##### Source data

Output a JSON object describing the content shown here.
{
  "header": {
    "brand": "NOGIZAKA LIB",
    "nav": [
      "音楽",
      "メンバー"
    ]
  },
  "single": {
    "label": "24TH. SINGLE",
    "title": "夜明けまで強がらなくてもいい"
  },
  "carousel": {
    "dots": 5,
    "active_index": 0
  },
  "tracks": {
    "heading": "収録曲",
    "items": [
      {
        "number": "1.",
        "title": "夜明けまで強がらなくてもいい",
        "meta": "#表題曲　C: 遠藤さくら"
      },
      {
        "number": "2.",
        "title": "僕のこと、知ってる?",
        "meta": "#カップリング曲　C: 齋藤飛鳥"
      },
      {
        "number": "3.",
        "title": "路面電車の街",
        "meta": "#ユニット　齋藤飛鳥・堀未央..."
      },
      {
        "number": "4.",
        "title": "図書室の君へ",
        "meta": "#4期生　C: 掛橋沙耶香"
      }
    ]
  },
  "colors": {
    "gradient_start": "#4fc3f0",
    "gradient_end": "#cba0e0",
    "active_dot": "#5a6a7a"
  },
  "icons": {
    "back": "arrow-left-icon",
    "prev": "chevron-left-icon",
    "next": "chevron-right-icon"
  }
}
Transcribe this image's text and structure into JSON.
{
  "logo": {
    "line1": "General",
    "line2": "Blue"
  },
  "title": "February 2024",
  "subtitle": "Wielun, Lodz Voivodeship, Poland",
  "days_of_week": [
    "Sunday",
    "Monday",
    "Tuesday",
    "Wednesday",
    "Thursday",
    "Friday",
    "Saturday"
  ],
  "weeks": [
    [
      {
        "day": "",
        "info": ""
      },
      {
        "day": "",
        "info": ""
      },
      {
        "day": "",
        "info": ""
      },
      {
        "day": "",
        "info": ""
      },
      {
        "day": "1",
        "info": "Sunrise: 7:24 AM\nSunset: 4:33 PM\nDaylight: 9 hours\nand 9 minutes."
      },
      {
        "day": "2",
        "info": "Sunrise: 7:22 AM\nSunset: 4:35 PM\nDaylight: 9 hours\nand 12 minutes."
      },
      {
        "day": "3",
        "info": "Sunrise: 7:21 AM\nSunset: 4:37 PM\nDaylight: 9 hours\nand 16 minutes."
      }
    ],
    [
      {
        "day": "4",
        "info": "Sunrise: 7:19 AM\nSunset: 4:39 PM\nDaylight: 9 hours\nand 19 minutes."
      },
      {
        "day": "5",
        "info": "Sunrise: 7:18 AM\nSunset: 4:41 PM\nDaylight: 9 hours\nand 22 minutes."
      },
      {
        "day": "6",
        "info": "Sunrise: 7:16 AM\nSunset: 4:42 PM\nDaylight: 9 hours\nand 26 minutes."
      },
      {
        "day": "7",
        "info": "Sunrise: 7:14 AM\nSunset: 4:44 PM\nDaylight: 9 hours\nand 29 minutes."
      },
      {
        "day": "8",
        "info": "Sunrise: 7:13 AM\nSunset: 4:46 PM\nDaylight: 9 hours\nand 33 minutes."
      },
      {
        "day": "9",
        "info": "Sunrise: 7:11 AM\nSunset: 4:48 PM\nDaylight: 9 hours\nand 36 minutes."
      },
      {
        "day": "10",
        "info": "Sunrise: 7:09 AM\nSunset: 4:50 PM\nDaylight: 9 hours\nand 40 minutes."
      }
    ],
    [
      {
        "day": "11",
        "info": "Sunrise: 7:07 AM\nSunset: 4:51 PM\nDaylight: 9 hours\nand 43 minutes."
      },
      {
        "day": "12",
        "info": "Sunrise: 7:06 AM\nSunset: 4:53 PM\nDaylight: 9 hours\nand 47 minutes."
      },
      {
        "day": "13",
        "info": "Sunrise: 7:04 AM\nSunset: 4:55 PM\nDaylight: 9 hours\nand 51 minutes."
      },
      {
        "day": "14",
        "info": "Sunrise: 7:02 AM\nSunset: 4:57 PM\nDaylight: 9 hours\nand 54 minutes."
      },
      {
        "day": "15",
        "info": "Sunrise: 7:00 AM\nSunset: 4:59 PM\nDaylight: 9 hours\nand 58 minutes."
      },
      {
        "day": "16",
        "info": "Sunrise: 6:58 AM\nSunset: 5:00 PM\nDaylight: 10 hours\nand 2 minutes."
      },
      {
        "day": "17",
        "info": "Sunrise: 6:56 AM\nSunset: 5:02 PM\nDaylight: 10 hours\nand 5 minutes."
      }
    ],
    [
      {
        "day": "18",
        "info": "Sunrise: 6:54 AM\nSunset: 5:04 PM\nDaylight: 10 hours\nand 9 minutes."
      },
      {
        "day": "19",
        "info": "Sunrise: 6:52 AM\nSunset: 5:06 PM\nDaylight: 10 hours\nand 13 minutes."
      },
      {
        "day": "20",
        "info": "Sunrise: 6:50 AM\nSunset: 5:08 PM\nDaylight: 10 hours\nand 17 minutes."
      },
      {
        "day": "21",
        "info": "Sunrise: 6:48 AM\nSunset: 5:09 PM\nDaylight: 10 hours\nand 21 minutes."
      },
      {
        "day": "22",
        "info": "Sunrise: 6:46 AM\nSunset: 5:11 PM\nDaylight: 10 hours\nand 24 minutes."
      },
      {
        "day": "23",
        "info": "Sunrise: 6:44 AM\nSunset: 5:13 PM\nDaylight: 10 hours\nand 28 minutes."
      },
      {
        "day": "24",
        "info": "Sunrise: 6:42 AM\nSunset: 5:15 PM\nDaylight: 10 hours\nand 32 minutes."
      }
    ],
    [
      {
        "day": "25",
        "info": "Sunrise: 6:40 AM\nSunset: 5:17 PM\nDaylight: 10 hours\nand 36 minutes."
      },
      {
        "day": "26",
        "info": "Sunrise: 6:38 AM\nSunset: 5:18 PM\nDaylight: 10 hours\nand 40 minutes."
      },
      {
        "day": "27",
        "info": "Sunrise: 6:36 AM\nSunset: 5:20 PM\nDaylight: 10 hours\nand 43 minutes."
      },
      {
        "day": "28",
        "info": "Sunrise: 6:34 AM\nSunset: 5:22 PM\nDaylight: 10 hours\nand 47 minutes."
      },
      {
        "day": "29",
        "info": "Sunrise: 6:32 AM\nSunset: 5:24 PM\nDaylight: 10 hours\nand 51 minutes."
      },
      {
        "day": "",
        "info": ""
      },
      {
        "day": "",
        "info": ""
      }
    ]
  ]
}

##########

## [Task objective]
What do the records say? Quote them all exactly.

## [Answer to this problem]
Output a JSON object describing the content shown here.
{
  "header": {
    "brand": "NOGIZAKA LIB",
    "nav": [
      "音楽",
      "メンバー"
    ]
  },
  "single": {
    "label": "24TH. SINGLE",
    "title": "夜明けまで強がらなくてもいい"
  },
  "carousel": {
    "dots": 5,
    "active_index": 0
  },
  "tracks": {
    "heading": "収録曲",
    "items": [
      {
        "number": "1.",
        "title": "夜明けまで強がらなくてもいい",
        "meta": "#表題曲　C: 遠藤さくら"
      },
      {
        "number": "2.",
        "title": "僕のこと、知ってる?",
        "meta": "#カップリング曲　C: 齋藤飛鳥"
      },
      {
        "number": "3.",
        "title": "路面電車の街",
        "meta": "#ユニット　齋藤飛鳥・堀未央..."
      },
      {
        "number": "4.",
        "title": "図書室の君へ",
        "meta": "#4期生　C: 掛橋沙耶香"
      }
    ]
  },
  "colors": {
    "gradient_start": "#4fc3f0",
    "gradient_end": "#cba0e0",
    "active_dot": "#5a6a7a"
  },
  "icons": {
    "back": "arrow-left-icon",
    "prev": "chevron-left-icon",
    "next": "chevron-right-icon"
  }
}
Transcribe this image's text and structure into JSON.
{
  "logo": {
    "line1": "General",
    "line2": "Blue"
  },
  "title": "February 2024",
  "subtitle": "Wielun, Lodz Voivodeship, Poland",
  "days_of_week": [
    "Sunday",
    "Monday",
    "Tuesday",
    "Wednesday",
    "Thursday",
    "Friday",
    "Saturday"
  ],
  "weeks": [
    [
      {
        "day": "",
        "info": ""
      },
      {
        "day": "",
        "info": ""
      },
      {
        "day": "",
        "info": ""
      },
      {
        "day": "",
        "info": ""
      },
      {
        "day": "1",
        "info": "Sunrise: 7:24 AM\nSunset: 4:33 PM\nDaylight: 9 hours\nand 9 minutes."
      },
      {
        "day": "2",
        "info": "Sunrise: 7:22 AM\nSunset: 4:35 PM\nDaylight: 9 hours\nand 12 minutes."
      },
      {
        "day": "3",
        "info": "Sunrise: 7:21 AM\nSunset: 4:37 PM\nDaylight: 9 hours\nand 16 minutes."
      }
    ],
    [
      {
        "day": "4",
        "info": "Sunrise: 7:19 AM\nSunset: 4:39 PM\nDaylight: 9 hours\nand 19 minutes."
      },
      {
        "day": "5",
        "info": "Sunrise: 7:18 AM\nSunset: 4:41 PM\nDaylight: 9 hours\nand 22 minutes."
      },
      {
        "day": "6",
        "info": "Sunrise: 7:16 AM\nSunset: 4:42 PM\nDaylight: 9 hours\nand 26 minutes."
      },
      {
        "day": "7",
        "info": "Sunrise: 7:14 AM\nSunset: 4:44 PM\nDaylight: 9 hours\nand 29 minutes."
      },
      {
        "day": "8",
        "info": "Sunrise: 7:13 AM\nSunset: 4:46 PM\nDaylight: 9 hours\nand 33 minutes."
      },
      {
        "day": "9",
        "info": "Sunrise: 7:11 AM\nSunset: 4:48 PM\nDaylight: 9 hours\nand 36 minutes."
      },
      {
        "day": "10",
        "info": "Sunrise: 7:09 AM\nSunset: 4:50 PM\nDaylight: 9 hours\nand 40 minutes."
      }
    ],
    [
      {
        "day": "11",
        "info": "Sunrise: 7:07 AM\nSunset: 4:51 PM\nDaylight: 9 hours\nand 43 minutes."
      },
      {
        "day": "12",
        "info": "Sunrise: 7:06 AM\nSunset: 4:53 PM\nDaylight: 9 hours\nand 47 minutes."
      },
      {
        "day": "13",
        "info": "Sunrise: 7:04 AM\nSunset: 4:55 PM\nDaylight: 9 hours\nand 51 minutes."
      },
      {
        "day": "14",
        "info": "Sunrise: 7:02 AM\nSunset: 4:57 PM\nDaylight: 9 hours\nand 54 minutes."
      },
      {
        "day": "15",
        "info": "Sunrise: 7:00 AM\nSunset: 4:59 PM\nDaylight: 9 hours\nand 58 minutes."
      },
      {
        "day": "16",
        "info": "Sunrise: 6:58 AM\nSunset: 5:00 PM\nDaylight: 10 hours\nand 2 minutes."
      },
      {
        "day": "17",
        "info": "Sunrise: 6:56 AM\nSunset: 5:02 PM\nDaylight: 10 hours\nand 5 minutes."
      }
    ],
    [
      {
        "day": "18",
        "info": "Sunrise: 6:54 AM\nSunset: 5:04 PM\nDaylight: 10 hours\nand 9 minutes."
      },
      {
        "day": "19",
        "info": "Sunrise: 6:52 AM\nSunset: 5:06 PM\nDaylight: 10 hours\nand 13 minutes."
      },
      {
        "day": "20",
        "info": "Sunrise: 6:50 AM\nSunset: 5:08 PM\nDaylight: 10 hours\nand 17 minutes."
      },
      {
        "day": "21",
        "info": "Sunrise: 6:48 AM\nSunset: 5:09 PM\nDaylight: 10 hours\nand 21 minutes."
      },
      {
        "day": "22",
        "info": "Sunrise: 6:46 AM\nSunset: 5:11 PM\nDaylight: 10 hours\nand 24 minutes."
      },
      {
        "day": "23",
        "info": "Sunrise: 6:44 AM\nSunset: 5:13 PM\nDaylight: 10 hours\nand 28 minutes."
      },
      {
        "day": "24",
        "info": "Sunrise: 6:42 AM\nSunset: 5:15 PM\nDaylight: 10 hours\nand 32 minutes."
      }
    ],
    [
      {
        "day": "25",
        "info": "Sunrise: 6:40 AM\nSunset: 5:17 PM\nDaylight: 10 hours\nand 36 minutes."
      },
      {
        "day": "26",
        "info": "Sunrise: 6:38 AM\nSunset: 5:18 PM\nDaylight: 10 hours\nand 40 minutes."
      },
      {
        "day": "27",
        "info": "Sunrise: 6:36 AM\nSunset: 5:20 PM\nDaylight: 10 hours\nand 43 minutes."
      },
      {
        "day": "28",
        "info": "Sunrise: 6:34 AM\nSunset: 5:22 PM\nDaylight: 10 hours\nand 47 minutes."
      },
      {
        "day": "29",
        "info": "Sunrise: 6:32 AM\nSunset: 5:24 PM\nDaylight: 10 hours\nand 51 minutes."
      },
      {
        "day": "",
        "info": ""
      },
      {
        "day": "",
        "info": ""
      }
    ]
  ]
}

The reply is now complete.